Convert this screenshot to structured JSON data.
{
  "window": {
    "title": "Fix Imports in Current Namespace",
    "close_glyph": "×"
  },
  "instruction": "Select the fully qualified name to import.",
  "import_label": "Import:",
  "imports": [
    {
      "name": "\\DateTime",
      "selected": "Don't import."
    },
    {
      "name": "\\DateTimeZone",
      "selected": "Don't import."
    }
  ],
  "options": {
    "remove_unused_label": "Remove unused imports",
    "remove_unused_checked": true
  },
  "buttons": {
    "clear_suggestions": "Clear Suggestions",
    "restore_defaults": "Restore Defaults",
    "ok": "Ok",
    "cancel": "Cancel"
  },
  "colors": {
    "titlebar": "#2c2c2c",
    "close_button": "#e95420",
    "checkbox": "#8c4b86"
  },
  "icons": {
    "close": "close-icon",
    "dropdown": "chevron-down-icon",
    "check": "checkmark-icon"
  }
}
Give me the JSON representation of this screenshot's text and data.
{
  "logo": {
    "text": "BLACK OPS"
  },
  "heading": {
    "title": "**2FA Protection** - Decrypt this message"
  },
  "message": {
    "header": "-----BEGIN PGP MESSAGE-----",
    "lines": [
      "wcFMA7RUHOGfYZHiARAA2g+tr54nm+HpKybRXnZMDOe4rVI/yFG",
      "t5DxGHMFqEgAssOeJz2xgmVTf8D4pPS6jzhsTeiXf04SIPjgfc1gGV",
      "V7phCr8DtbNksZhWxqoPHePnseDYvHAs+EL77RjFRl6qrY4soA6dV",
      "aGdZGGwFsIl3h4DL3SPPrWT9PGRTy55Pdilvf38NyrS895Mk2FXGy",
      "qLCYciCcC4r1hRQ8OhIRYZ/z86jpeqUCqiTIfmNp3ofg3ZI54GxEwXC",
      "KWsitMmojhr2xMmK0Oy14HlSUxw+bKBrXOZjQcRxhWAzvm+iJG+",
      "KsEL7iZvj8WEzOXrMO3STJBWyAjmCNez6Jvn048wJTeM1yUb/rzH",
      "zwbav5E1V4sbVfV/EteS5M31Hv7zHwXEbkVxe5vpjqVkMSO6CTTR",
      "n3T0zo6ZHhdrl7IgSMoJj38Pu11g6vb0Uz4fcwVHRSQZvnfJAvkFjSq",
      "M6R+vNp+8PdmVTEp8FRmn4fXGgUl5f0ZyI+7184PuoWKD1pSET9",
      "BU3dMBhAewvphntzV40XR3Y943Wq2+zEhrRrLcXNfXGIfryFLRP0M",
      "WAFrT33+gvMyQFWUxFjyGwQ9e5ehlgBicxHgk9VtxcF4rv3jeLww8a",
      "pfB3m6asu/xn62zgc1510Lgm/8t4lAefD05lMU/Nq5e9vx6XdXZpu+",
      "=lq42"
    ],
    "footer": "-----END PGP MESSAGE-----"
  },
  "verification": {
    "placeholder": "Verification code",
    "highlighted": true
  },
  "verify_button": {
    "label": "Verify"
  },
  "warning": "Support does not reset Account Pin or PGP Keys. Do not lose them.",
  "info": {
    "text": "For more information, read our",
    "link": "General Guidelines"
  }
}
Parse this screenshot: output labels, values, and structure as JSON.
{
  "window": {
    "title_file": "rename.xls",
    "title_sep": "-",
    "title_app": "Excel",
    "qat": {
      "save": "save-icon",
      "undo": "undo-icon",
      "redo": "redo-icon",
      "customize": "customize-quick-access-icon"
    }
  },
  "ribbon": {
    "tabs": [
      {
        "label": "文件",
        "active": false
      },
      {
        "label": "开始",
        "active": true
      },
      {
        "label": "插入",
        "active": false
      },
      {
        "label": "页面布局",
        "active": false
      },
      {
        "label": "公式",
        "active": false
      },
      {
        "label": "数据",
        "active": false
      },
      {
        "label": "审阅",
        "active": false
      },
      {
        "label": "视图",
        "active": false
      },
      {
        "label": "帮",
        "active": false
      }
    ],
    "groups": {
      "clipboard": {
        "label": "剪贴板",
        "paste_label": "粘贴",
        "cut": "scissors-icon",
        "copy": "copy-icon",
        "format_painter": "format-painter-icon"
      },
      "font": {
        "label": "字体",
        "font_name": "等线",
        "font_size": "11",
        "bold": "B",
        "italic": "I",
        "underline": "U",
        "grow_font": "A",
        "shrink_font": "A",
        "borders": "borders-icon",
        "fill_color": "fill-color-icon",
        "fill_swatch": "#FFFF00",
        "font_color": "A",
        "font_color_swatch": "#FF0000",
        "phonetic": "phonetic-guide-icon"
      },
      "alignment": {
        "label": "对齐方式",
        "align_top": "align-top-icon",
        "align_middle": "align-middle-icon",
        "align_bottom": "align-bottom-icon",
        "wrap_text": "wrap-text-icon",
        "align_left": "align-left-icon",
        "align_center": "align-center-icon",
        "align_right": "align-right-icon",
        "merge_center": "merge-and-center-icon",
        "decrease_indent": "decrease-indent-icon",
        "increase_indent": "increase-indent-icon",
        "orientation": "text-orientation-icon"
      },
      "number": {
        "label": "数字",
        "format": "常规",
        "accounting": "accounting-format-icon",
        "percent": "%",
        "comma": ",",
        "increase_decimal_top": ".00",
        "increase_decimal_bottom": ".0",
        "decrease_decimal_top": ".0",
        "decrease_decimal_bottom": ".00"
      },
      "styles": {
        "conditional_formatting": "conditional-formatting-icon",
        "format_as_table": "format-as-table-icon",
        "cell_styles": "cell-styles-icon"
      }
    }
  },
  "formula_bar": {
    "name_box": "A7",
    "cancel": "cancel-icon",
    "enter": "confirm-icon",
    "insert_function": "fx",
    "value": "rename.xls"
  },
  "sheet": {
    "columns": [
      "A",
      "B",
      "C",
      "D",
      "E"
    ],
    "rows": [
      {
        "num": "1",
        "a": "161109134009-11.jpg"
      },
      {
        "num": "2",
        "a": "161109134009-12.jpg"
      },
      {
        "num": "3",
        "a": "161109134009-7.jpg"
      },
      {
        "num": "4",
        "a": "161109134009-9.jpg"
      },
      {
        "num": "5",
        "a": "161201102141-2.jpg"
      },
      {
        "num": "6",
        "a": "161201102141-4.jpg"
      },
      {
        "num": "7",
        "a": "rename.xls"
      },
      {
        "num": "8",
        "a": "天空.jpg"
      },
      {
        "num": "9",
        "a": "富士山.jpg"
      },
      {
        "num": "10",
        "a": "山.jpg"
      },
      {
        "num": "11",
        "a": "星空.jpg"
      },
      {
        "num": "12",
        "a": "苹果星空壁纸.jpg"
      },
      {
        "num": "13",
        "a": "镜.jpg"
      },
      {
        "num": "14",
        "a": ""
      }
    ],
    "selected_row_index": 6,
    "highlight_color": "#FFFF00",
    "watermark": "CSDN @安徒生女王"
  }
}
*****
→ **Direction**: Could you reproduce every record above exactly as it appears?

→ **Solution to the problem**:
Convert this screenshot to structured JSON data.
{
  "window": {
    "title": "Fix Imports in Current Namespace",
    "close_glyph": "×"
  },
  "instruction": "Select the fully qualified name to import.",
  "import_label": "Import:",
  "imports": [
    {
      "name": "\\DateTime",
      "selected": "Don't import."
    },
    {
      "name": "\\DateTimeZone",
      "selected": "Don't import."
    }
  ],
  "options": {
    "remove_unused_label": "Remove unused imports",
    "remove_unused_checked": true
  },
  "buttons": {
    "clear_suggestions": "Clear Suggestions",
    "restore_defaults": "Restore Defaults",
    "ok": "Ok",
    "cancel": "Cancel"
  },
  "colors": {
    "titlebar": "#2c2c2c",
    "close_button": "#e95420",
    "checkbox": "#8c4b86"
  },
  "icons": {
    "close": "close-icon",
    "dropdown": "chevron-down-icon",
    "check": "checkmark-icon"
  }
}
Give me the JSON representation of this screenshot's text and data.
{
  "logo": {
    "text": "BLACK OPS"
  },
  "heading": {
    "title": "**2FA Protection** - Decrypt this message"
  },
  "message": {
    "header": "-----BEGIN PGP MESSAGE-----",
    "lines": [
      "wcFMA7RUHOGfYZHiARAA2g+tr54nm+HpKybRXnZMDOe4rVI/yFG",
      "t5DxGHMFqEgAssOeJz2xgmVTf8D4pPS6jzhsTeiXf04SIPjgfc1gGV",
      "V7phCr8DtbNksZhWxqoPHePnseDYvHAs+EL77RjFRl6qrY4soA6dV",
      "aGdZGGwFsIl3h4DL3SPPrWT9PGRTy55Pdilvf38NyrS895Mk2FXGy",
      "qLCYciCcC4r1hRQ8OhIRYZ/z86jpeqUCqiTIfmNp3ofg3ZI54GxEwXC",
      "KWsitMmojhr2xMmK0Oy14HlSUxw+bKBrXOZjQcRxhWAzvm+iJG+",
      "KsEL7iZvj8WEzOXrMO3STJBWyAjmCNez6Jvn048wJTeM1yUb/rzH",
      "zwbav5E1V4sbVfV/EteS5M31Hv7zHwXEbkVxe5vpjqVkMSO6CTTR",
      "n3T0zo6ZHhdrl7IgSMoJj38Pu11g6vb0Uz4fcwVHRSQZvnfJAvkFjSq",
      "M6R+vNp+8PdmVTEp8FRmn4fXGgUl5f0ZyI+7184PuoWKD1pSET9",
      "BU3dMBhAewvphntzV40XR3Y943Wq2+zEhrRrLcXNfXGIfryFLRP0M",
      "WAFrT33+gvMyQFWUxFjyGwQ9e5ehlgBicxHgk9VtxcF4rv3jeLww8a",
      "pfB3m6asu/xn62zgc1510Lgm/8t4lAefD05lMU/Nq5e9vx6XdXZpu+",
      "=lq42"
    ],
    "footer": "-----END PGP MESSAGE-----"
  },
  "verification": {
    "placeholder": "Verification code",
    "highlighted": true
  },
  "verify_button": {
    "label": "Verify"
  },
  "warning": "Support does not reset Account Pin or PGP Keys. Do not lose them.",
  "info": {
    "text": "For more information, read our",
    "link": "General Guidelines"
  }
}
Parse this screenshot: output labels, values, and structure as JSON.
{
  "window": {
    "title_file": "rename.xls",
    "title_sep": "-",
    "title_app": "Excel",
    "qat": {
      "save": "save-icon",
      "undo": "undo-icon",
      "redo": "redo-icon",
      "customize": "customize-quick-access-icon"
    }
  },
  "ribbon": {
    "tabs": [
      {
        "label": "文件",
        "active": false
      },
      {
        "label": "开始",
        "active": true
      },
      {
        "label": "插入",
        "active": false
      },
      {
        "label": "页面布局",
        "active": false
      },
      {
        "label": "公式",
        "active": false
      },
      {
        "label": "数据",
        "active": false
      },
      {
        "label": "审阅",
        "active": false
      },
      {
        "label": "视图",
        "active": false
      },
      {
        "label": "帮",
        "active": false
      }
    ],
    "groups": {
      "clipboard": {
        "label": "剪贴板",
        "paste_label": "粘贴",
        "cut": "scissors-icon",
        "copy": "copy-icon",
        "format_painter": "format-painter-icon"
      },
      "font": {
        "label": "字体",
        "font_name": "等线",
        "font_size": "11",
        "bold": "B",
        "italic": "I",
        "underline": "U",
        "grow_font": "A",
        "shrink_font": "A",
        "borders": "borders-icon",
        "fill_color": "fill-color-icon",
        "fill_swatch": "#FFFF00",
        "font_color": "A",
        "font_color_swatch": "#FF0000",
        "phonetic": "phonetic-guide-icon"
      },
      "alignment": {
        "label": "对齐方式",
        "align_top": "align-top-icon",
        "align_middle": "align-middle-icon",
        "align_bottom": "align-bottom-icon",
        "wrap_text": "wrap-text-icon",
        "align_left": "align-left-icon",
        "align_center": "align-center-icon",
        "align_right": "align-right-icon",
        "merge_center": "merge-and-center-icon",
        "decrease_indent": "decrease-indent-icon",
        "increase_indent": "increase-indent-icon",
        "orientation": "text-orientation-icon"
      },
      "number": {
        "label": "数字",
        "format": "常规",
        "accounting": "accounting-format-icon",
        "percent": "%",
        "comma": ",",
        "increase_decimal_top": ".00",
        "increase_decimal_bottom": ".0",
        "decrease_decimal_top": ".0",
        "decrease_decimal_bottom": ".00"
      },
      "styles": {
        "conditional_formatting": "conditional-formatting-icon",
        "format_as_table": "format-as-table-icon",
        "cell_styles": "cell-styles-icon"
      }
    }
  },
  "formula_bar": {
    "name_box": "A7",
    "cancel": "cancel-icon",
    "enter": "confirm-icon",
    "insert_function": "fx",
    "value": "rename.xls"
  },
  "sheet": {
    "columns": [
      "A",
      "B",
      "C",
      "D",
      "E"
    ],
    "rows": [
      {
        "num": "1",
        "a": "161109134009-11.jpg"
      },
      {
        "num": "2",
        "a": "161109134009-12.jpg"
      },
      {
        "num": "3",
        "a": "161109134009-7.jpg"
      },
      {
        "num": "4",
        "a": "161109134009-9.jpg"
      },
      {
        "num": "5",
        "a": "161201102141-2.jpg"
      },
      {
        "num": "6",
        "a": "161201102141-4.jpg"
      },
      {
        "num": "7",
        "a": "rename.xls"
      },
      {
        "num": "8",
        "a": "天空.jpg"
      },
      {
        "num": "9",
        "a": "富士山.jpg"
      },
      {
        "num": "10",
        "a": "山.jpg"
      },
      {
        "num": "11",
        "a": "星空.jpg"
      },
      {
        "num": "12",
        "a": "苹果星空壁纸.jpg"
      },
      {
        "num": "13",
        "a": "镜.jpg"
      },
      {
        "num": "14",
        "a": ""
      }
    ],
    "selected_row_index": 6,
    "highlight_color": "#FFFF00",
    "watermark": "CSDN @安徒生女王"
  }
}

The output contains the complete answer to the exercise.